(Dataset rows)
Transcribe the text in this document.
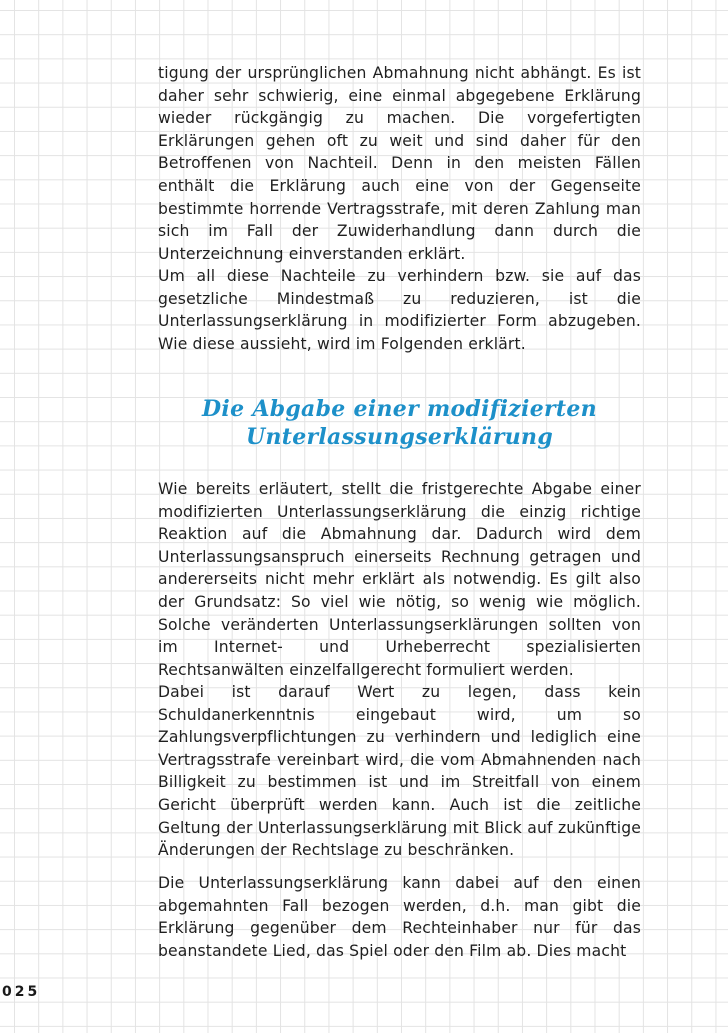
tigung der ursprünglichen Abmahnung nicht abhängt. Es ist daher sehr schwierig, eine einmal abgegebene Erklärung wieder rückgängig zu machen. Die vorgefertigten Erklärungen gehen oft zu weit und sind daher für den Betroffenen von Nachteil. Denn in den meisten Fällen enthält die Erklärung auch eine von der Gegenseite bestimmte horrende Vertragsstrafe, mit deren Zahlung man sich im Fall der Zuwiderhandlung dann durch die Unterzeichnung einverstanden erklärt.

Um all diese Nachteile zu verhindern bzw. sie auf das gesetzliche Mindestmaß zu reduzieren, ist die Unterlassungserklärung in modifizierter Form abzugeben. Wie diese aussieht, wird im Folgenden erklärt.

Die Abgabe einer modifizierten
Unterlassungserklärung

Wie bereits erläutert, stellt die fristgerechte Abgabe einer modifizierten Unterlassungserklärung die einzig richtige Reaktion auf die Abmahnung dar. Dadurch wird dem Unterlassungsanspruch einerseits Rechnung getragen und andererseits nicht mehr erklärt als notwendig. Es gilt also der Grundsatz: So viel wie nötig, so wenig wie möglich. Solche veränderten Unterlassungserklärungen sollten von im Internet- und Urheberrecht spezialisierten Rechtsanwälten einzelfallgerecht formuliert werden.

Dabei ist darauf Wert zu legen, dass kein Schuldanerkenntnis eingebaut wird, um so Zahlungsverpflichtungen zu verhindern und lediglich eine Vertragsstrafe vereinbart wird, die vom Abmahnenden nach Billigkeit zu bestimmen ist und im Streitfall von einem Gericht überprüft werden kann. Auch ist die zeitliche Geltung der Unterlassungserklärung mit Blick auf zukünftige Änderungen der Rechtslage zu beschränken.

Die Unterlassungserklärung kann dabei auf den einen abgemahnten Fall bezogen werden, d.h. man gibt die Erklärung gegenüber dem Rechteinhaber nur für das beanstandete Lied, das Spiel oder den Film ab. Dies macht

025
...
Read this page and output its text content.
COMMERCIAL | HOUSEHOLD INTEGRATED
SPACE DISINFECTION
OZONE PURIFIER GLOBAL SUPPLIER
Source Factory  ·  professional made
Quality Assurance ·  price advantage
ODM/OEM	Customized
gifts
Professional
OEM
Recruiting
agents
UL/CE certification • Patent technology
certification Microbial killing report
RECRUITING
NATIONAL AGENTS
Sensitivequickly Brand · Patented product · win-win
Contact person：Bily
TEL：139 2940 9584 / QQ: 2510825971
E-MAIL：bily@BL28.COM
==
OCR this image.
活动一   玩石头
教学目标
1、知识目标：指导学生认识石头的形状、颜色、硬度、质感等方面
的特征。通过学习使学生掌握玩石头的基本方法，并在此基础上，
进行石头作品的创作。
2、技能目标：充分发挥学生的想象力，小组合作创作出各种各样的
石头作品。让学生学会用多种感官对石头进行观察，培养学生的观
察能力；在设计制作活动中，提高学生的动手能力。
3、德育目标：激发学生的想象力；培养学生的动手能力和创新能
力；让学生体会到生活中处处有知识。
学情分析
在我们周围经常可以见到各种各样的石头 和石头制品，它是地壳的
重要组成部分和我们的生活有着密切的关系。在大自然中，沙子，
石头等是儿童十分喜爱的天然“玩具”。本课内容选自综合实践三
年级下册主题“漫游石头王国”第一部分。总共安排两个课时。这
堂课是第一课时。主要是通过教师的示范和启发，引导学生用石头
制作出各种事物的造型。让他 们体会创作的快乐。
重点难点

__Exercise task__.
Which lines hold the word "this"? Copy each of them from the records.

__Problem solution__.
Transcribe the text in this document.
Read this page and output its text content.
OCR this image.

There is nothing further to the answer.